Locate all lines with the word "automobile". Copy them.

****************

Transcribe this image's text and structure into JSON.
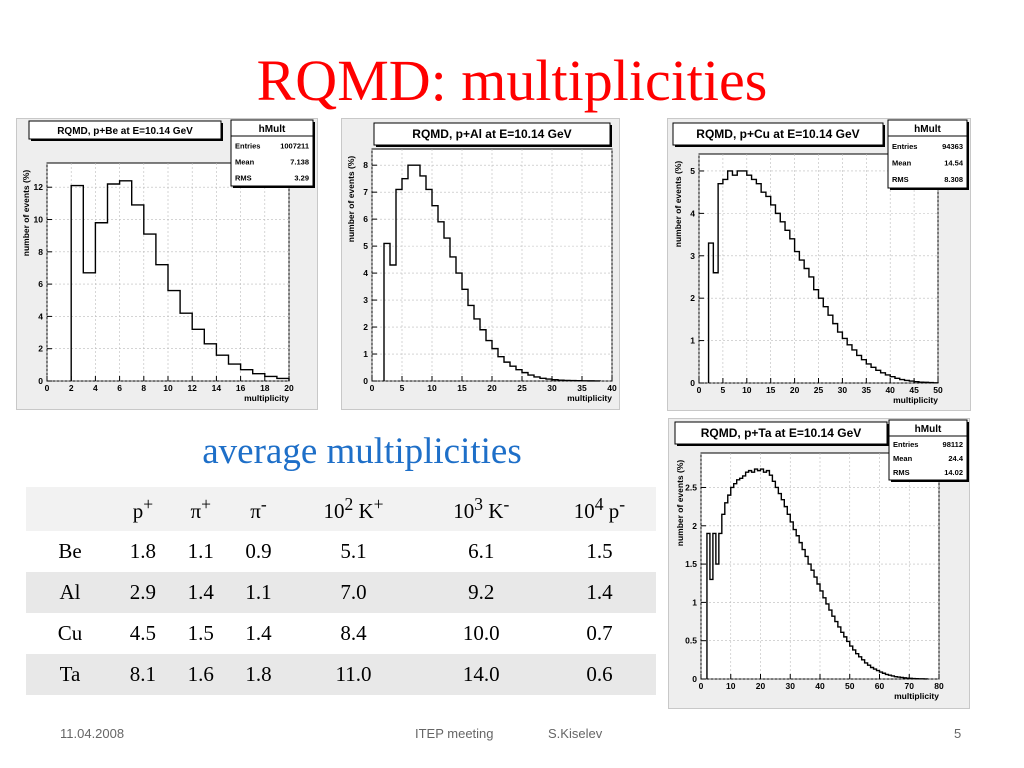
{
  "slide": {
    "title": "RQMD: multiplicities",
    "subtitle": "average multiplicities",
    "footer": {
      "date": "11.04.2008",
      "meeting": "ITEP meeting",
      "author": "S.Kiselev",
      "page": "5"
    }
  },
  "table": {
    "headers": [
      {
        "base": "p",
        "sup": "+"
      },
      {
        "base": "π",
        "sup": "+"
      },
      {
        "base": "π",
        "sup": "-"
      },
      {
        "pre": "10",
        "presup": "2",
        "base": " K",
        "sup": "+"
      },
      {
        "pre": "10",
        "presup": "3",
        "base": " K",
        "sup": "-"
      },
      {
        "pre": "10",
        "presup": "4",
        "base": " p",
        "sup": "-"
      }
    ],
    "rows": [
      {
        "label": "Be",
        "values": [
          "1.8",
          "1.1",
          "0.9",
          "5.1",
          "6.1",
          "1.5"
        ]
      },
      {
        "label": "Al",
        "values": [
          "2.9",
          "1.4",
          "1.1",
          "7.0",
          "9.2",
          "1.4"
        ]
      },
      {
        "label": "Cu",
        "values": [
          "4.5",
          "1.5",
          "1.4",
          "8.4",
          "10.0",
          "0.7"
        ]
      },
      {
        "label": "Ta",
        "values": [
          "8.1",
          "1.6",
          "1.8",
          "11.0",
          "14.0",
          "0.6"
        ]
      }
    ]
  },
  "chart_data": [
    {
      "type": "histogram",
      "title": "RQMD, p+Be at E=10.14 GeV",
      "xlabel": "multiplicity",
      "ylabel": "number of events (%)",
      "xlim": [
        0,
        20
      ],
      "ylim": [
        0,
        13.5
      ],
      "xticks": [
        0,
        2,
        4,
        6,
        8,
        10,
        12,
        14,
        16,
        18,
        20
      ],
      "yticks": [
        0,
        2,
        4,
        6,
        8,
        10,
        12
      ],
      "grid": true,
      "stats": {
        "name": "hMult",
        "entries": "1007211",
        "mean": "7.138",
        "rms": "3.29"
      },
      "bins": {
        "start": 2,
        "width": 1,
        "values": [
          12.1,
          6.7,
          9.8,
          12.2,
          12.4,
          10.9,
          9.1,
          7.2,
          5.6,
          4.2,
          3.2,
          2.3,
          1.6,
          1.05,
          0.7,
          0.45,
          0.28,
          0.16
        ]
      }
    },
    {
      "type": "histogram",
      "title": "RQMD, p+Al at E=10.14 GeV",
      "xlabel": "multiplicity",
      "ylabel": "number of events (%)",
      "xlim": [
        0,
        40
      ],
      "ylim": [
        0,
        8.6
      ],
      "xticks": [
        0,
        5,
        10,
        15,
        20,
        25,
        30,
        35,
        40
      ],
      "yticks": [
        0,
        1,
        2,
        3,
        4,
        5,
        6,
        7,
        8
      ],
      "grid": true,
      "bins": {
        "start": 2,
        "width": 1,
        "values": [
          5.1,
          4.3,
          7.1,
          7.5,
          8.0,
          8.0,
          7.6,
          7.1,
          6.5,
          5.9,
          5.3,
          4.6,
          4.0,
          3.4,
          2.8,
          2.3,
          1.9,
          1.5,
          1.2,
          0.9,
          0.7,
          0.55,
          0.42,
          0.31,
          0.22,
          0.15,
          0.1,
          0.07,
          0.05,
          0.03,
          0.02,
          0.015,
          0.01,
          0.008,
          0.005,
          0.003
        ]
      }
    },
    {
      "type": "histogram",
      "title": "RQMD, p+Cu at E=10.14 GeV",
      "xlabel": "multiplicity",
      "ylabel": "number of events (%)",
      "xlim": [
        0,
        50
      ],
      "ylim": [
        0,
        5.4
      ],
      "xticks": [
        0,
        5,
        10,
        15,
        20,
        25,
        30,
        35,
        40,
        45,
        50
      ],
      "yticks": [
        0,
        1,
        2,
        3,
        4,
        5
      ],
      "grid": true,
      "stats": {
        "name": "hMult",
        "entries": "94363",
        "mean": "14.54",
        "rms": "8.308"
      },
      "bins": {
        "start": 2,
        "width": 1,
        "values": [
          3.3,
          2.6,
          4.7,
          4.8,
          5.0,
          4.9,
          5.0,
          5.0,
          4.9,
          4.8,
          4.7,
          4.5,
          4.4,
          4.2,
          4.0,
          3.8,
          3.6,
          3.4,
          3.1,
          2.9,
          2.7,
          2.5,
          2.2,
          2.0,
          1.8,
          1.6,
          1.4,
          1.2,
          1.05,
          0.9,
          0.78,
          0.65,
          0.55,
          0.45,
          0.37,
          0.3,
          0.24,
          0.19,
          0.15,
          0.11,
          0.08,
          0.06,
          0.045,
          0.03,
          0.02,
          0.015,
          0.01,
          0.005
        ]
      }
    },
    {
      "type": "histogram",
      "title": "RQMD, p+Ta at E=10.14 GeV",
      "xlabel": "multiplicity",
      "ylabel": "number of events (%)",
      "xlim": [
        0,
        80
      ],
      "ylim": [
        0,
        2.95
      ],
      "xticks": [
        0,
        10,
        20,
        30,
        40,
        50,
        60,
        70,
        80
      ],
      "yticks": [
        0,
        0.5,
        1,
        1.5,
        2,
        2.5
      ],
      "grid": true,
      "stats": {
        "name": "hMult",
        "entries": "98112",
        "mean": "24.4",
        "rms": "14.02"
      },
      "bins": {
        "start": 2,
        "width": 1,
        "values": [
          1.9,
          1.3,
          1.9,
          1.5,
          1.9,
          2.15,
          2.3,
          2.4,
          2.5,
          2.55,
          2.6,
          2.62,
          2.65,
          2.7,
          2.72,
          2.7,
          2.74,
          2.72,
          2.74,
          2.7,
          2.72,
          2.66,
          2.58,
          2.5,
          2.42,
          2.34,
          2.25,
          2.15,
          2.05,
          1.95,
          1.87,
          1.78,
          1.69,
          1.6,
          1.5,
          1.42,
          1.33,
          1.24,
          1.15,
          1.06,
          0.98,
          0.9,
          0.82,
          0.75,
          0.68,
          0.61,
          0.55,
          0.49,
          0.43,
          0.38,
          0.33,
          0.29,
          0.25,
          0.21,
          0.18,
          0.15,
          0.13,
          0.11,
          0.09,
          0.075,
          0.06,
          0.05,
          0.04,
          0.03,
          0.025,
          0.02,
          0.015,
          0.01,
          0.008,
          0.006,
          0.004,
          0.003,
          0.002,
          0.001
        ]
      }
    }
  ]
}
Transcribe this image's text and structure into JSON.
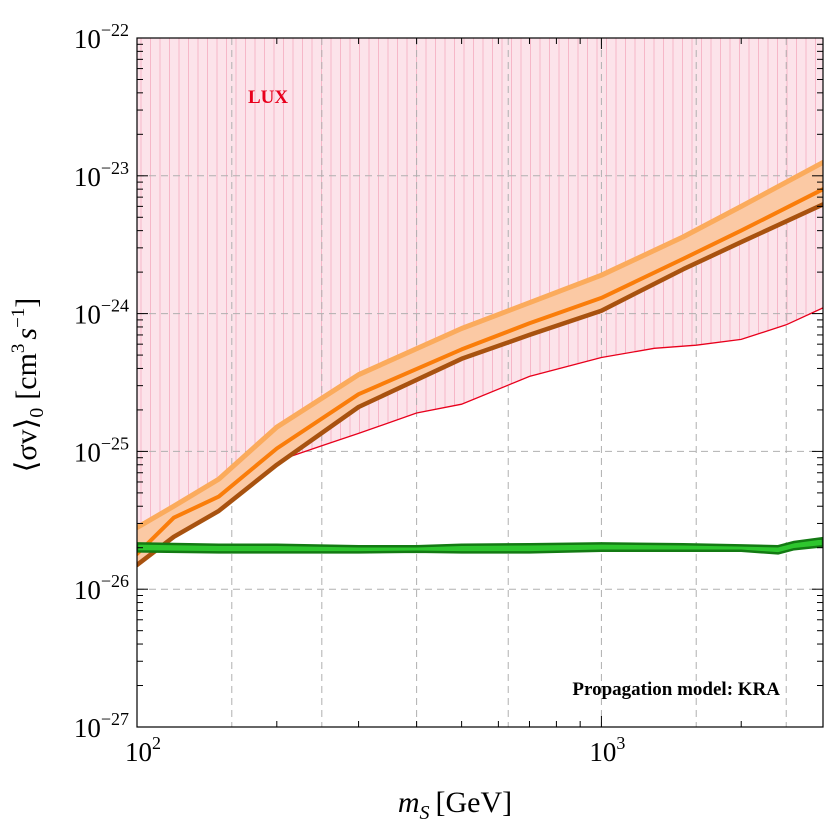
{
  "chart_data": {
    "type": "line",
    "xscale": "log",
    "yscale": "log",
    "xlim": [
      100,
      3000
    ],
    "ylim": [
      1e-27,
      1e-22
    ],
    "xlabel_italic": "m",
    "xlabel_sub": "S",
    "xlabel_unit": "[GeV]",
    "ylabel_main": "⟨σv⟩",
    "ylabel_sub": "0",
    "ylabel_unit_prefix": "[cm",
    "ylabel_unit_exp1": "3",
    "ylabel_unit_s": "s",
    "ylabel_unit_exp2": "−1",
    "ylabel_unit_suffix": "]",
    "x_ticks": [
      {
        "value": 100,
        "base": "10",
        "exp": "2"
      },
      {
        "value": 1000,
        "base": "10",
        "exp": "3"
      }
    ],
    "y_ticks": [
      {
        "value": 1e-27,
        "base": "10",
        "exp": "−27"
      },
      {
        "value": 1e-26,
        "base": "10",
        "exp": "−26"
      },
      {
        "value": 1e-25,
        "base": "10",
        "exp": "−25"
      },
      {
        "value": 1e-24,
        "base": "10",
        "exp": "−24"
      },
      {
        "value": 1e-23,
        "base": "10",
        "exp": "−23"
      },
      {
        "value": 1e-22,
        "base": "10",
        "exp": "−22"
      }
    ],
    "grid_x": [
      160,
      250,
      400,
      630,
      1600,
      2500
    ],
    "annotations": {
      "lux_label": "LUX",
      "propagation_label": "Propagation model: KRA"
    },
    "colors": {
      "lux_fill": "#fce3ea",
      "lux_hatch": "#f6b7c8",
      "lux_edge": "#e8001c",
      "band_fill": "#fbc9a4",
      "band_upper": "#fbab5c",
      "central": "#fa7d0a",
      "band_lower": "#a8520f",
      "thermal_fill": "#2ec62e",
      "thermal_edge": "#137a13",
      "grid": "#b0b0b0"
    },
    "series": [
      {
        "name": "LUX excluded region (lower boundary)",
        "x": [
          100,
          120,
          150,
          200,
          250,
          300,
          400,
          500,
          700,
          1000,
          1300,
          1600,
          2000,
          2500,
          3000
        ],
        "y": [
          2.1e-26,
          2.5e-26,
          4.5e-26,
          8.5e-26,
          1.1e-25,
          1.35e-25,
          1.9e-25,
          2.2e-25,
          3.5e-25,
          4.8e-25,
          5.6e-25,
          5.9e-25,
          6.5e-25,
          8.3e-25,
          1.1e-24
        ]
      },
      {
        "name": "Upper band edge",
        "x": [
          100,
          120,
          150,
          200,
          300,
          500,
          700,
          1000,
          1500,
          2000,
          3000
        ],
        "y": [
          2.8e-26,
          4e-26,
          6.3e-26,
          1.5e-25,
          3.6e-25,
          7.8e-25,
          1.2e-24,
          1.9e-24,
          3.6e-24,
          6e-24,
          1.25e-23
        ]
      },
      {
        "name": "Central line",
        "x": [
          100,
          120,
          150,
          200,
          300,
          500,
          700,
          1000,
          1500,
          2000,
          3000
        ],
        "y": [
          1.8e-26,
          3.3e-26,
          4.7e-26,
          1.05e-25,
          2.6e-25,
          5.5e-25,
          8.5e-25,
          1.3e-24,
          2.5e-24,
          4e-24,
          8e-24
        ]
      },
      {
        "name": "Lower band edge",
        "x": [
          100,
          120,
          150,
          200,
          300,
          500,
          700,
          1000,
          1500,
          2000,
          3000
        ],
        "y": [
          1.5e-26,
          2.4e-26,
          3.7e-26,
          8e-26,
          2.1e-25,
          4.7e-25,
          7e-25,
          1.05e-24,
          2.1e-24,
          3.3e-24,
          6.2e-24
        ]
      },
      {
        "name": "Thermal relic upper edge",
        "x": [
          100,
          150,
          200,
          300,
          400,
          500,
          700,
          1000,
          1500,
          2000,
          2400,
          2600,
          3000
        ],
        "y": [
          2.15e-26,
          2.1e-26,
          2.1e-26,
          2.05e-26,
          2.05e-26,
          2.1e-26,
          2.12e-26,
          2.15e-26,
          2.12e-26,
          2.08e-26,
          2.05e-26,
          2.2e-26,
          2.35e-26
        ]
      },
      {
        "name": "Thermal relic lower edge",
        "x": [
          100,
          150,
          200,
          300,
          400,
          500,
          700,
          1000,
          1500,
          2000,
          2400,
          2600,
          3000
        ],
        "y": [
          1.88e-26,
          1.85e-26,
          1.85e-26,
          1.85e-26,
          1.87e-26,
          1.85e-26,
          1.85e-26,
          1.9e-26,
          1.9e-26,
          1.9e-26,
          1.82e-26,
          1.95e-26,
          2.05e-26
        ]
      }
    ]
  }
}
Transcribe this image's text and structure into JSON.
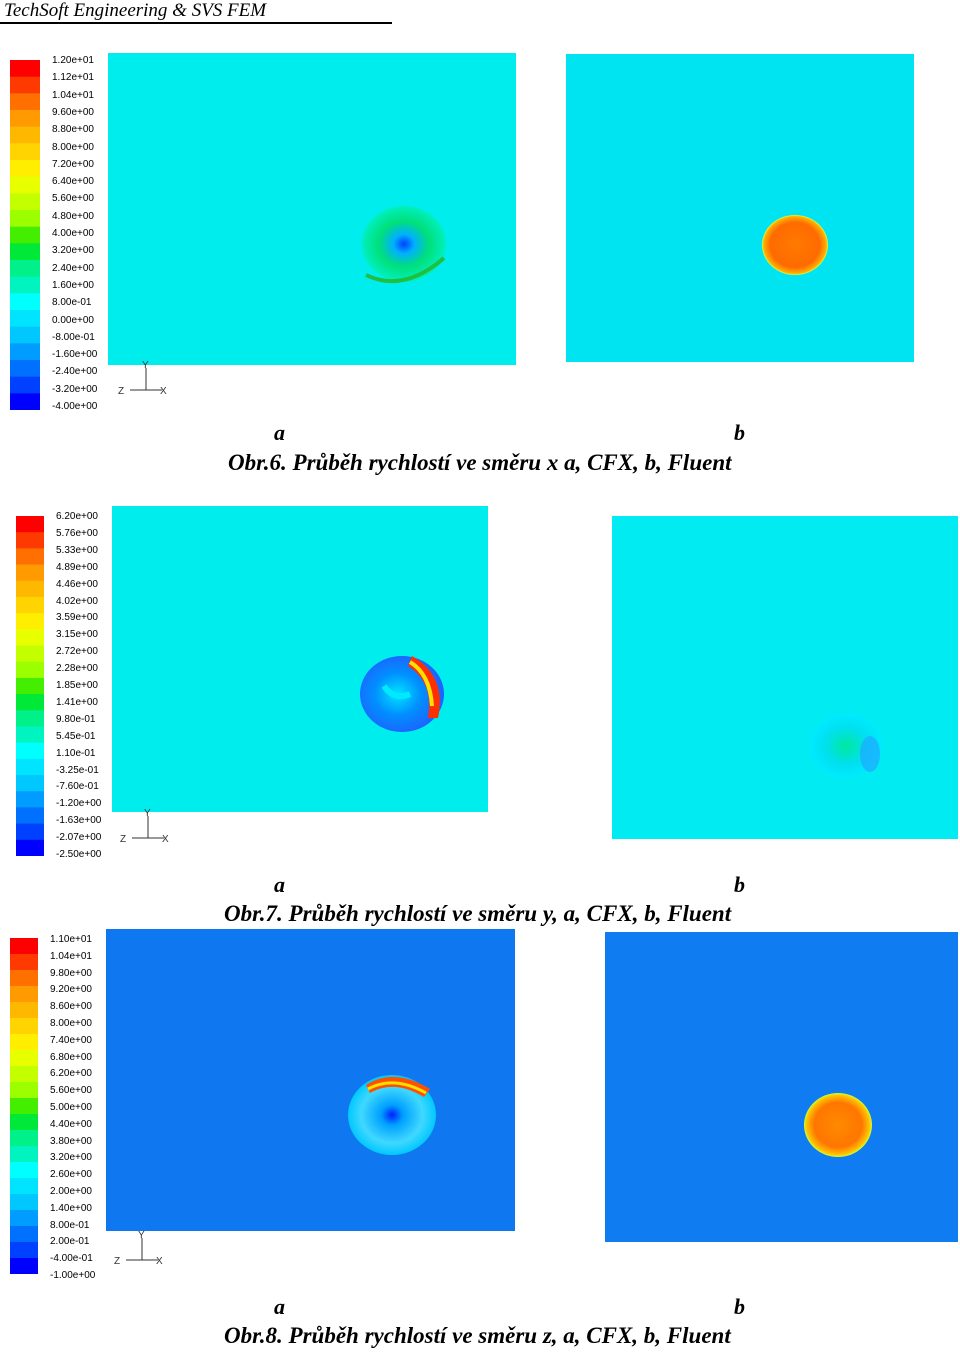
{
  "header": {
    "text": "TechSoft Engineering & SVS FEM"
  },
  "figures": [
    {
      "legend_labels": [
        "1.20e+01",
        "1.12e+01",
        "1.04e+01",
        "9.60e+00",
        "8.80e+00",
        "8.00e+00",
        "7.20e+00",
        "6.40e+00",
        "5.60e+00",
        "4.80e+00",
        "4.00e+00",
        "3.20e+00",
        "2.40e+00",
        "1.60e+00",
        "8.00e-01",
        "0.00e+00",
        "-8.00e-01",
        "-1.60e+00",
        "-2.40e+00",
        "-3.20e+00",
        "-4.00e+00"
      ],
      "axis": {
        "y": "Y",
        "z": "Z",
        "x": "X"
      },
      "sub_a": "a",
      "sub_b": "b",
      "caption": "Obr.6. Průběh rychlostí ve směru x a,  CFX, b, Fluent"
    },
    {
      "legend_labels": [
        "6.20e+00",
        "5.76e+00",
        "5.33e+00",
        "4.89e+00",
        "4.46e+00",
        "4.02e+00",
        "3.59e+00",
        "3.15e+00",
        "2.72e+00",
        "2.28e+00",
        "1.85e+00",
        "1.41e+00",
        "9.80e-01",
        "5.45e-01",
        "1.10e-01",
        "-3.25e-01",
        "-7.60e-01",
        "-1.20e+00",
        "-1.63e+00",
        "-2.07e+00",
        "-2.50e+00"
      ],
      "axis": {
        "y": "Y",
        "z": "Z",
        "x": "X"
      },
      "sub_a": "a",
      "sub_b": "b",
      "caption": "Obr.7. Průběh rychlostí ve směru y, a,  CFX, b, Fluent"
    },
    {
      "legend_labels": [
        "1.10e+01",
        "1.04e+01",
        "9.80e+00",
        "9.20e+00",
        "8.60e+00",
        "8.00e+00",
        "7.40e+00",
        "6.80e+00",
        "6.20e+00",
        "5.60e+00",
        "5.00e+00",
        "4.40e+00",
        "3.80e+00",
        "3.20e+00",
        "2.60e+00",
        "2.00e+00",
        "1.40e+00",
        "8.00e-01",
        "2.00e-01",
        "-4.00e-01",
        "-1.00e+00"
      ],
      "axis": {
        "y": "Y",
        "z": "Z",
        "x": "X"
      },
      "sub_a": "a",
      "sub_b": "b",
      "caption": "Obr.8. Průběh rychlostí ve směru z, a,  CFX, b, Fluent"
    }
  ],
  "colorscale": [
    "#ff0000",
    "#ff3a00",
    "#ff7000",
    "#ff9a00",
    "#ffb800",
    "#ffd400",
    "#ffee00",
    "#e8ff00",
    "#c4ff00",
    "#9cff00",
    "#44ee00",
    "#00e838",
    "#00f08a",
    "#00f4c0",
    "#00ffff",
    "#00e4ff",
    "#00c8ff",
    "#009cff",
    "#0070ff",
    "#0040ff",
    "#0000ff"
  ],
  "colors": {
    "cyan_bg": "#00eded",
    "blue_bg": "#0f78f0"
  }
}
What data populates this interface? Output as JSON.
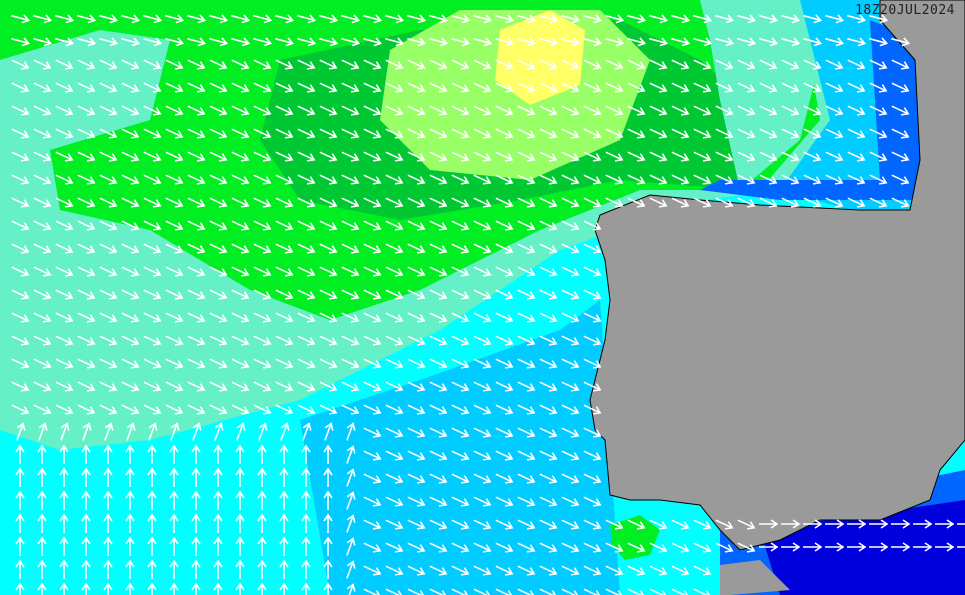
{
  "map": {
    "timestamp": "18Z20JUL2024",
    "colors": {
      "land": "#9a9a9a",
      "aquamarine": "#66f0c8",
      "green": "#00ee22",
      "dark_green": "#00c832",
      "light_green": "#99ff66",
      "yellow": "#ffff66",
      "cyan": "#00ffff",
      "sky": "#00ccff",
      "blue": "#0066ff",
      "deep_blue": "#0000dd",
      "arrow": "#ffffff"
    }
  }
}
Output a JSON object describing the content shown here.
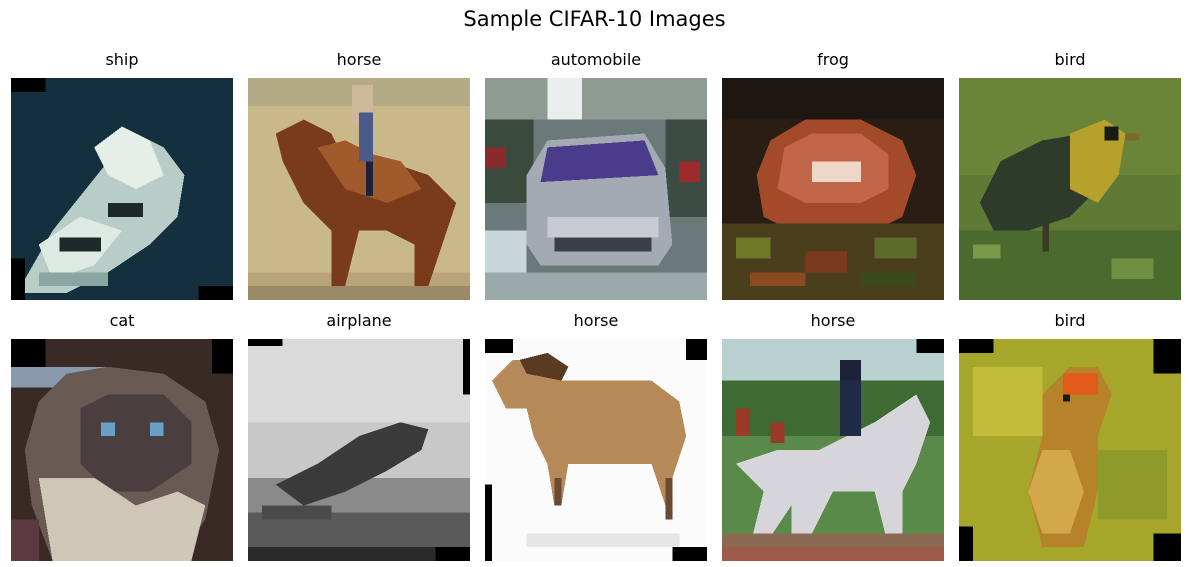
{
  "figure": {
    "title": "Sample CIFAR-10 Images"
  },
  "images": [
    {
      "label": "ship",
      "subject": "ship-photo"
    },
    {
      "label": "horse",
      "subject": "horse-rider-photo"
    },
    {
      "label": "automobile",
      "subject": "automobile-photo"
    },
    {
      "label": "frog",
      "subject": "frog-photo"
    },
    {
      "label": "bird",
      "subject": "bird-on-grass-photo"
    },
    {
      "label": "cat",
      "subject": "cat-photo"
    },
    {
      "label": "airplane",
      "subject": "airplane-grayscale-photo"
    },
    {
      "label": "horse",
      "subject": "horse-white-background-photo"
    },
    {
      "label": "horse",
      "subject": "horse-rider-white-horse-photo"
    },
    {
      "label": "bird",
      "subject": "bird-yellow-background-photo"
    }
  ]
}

****************

■ Result of this task ■
      "label": "automobile",
      "subject": "automobile-photo"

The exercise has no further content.